[Dataset records]

========================

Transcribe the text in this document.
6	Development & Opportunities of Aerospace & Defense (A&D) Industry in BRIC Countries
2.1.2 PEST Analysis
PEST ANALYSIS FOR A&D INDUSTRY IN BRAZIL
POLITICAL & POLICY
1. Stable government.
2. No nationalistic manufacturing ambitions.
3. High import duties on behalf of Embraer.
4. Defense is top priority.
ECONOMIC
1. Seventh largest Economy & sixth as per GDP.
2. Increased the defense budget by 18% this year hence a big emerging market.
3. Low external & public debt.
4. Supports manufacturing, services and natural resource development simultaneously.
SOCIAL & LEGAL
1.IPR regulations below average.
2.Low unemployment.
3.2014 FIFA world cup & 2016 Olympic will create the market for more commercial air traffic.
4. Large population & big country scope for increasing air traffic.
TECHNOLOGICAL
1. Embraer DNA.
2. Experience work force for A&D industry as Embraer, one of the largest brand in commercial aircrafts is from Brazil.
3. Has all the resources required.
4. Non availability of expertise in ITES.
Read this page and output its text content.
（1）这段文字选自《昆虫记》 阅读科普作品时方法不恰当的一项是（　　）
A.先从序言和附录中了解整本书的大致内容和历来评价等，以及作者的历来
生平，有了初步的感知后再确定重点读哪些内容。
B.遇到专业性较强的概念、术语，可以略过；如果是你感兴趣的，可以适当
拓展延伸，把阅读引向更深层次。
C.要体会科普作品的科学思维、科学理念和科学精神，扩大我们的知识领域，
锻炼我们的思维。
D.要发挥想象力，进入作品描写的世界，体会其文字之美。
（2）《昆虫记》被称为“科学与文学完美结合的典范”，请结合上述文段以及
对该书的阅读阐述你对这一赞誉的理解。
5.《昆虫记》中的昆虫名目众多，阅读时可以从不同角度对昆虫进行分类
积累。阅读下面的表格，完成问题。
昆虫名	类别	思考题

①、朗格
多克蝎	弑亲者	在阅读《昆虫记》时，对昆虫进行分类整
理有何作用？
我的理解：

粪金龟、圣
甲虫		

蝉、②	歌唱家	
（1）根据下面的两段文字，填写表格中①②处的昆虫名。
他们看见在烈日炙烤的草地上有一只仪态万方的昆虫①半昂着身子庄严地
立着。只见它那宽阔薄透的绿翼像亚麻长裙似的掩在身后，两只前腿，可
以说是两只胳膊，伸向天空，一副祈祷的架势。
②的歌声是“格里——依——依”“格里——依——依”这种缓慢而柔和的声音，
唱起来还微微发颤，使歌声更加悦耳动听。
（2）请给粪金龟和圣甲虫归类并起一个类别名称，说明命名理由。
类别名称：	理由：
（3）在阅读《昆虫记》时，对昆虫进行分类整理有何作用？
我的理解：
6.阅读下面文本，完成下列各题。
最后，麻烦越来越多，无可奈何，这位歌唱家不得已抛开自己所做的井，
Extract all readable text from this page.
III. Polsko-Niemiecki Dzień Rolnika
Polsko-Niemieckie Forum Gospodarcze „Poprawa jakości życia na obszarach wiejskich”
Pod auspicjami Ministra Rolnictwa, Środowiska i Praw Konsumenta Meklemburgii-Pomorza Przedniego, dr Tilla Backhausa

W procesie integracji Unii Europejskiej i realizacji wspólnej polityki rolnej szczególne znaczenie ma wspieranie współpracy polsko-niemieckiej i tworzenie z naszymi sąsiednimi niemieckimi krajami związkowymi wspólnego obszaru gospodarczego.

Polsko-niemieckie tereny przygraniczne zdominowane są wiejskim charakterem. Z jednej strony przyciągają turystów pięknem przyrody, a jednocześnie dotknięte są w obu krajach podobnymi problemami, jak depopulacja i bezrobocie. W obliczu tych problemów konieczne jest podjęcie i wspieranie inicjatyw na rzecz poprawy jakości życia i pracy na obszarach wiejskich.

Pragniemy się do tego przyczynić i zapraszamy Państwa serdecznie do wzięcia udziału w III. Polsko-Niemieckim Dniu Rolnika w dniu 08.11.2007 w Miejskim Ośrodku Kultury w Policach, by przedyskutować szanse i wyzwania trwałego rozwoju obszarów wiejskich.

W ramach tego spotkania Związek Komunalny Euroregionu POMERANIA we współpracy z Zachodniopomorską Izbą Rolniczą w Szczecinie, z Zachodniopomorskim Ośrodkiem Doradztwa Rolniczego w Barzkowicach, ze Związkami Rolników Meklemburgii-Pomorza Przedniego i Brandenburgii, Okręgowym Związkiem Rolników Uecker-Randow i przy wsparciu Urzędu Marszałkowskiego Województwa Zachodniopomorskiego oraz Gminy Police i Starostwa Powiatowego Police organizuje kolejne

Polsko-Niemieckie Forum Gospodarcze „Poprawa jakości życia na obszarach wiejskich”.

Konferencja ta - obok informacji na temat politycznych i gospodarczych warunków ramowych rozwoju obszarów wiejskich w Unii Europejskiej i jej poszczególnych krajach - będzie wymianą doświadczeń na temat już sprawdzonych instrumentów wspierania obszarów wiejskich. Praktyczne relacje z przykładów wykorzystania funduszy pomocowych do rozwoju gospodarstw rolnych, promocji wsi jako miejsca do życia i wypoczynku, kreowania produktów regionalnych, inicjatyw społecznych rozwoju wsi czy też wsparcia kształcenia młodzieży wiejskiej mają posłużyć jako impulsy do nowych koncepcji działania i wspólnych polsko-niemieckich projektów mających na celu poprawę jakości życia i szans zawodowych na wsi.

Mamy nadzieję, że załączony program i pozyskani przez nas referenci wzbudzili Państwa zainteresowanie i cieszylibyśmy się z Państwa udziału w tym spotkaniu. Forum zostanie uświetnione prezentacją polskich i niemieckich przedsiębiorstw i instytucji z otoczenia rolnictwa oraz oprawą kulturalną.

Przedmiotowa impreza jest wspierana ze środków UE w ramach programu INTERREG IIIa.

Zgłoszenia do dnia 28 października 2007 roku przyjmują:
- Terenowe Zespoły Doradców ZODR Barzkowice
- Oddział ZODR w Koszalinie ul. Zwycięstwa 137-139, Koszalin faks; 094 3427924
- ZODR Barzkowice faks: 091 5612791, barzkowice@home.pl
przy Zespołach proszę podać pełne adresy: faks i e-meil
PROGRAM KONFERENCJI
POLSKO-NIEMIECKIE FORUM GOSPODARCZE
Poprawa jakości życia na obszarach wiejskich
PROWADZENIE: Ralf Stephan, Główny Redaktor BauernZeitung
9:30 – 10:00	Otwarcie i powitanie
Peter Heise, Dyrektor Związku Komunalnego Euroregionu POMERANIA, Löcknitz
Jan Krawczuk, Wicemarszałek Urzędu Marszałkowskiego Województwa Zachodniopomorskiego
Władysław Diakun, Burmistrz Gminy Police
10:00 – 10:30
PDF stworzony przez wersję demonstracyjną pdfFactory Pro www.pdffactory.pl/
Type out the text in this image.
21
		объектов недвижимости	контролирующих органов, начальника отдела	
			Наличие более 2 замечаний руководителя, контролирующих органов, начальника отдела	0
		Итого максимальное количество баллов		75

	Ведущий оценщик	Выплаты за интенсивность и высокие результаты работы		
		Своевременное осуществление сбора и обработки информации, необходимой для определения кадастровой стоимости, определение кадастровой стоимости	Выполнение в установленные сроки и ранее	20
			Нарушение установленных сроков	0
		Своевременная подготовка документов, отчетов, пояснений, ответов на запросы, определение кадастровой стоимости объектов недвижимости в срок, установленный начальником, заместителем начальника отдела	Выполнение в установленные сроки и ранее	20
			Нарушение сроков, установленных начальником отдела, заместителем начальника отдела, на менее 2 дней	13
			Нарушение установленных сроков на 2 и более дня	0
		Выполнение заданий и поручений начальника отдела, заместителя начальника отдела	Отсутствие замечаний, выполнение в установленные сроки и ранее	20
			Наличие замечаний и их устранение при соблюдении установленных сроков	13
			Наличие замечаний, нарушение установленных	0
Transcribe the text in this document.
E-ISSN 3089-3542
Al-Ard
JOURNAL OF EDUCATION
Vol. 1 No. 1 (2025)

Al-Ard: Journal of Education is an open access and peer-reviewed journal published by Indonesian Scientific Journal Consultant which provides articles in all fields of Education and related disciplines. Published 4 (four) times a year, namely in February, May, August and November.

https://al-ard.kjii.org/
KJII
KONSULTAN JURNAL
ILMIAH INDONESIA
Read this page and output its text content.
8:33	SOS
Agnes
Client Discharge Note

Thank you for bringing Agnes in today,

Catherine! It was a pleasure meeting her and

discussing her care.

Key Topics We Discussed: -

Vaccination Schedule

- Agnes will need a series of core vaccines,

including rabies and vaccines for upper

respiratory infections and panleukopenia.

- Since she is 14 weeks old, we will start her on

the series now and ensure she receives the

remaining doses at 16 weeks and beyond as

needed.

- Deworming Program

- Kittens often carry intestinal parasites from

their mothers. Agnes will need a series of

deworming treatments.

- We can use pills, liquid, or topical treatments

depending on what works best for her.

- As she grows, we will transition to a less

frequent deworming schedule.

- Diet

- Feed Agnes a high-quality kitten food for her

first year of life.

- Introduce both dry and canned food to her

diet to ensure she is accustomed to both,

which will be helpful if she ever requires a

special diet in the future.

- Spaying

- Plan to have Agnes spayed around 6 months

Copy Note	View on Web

========================

▸ **Work to complete**
Go through the preceding material and copy each line that has the word "начальником".

▸ **Task response**
		Своевременная подготовка документов, отчетов, пояснений, ответов на запросы, определение кадастровой стоимости объектов недвижимости в срок, установленный начальником, заместителем начальника отдела	Выполнение в установленные сроки и ранее	20
			Нарушение сроков, установленных начальником отдела, заместителем начальника отдела, на менее 2 дней	13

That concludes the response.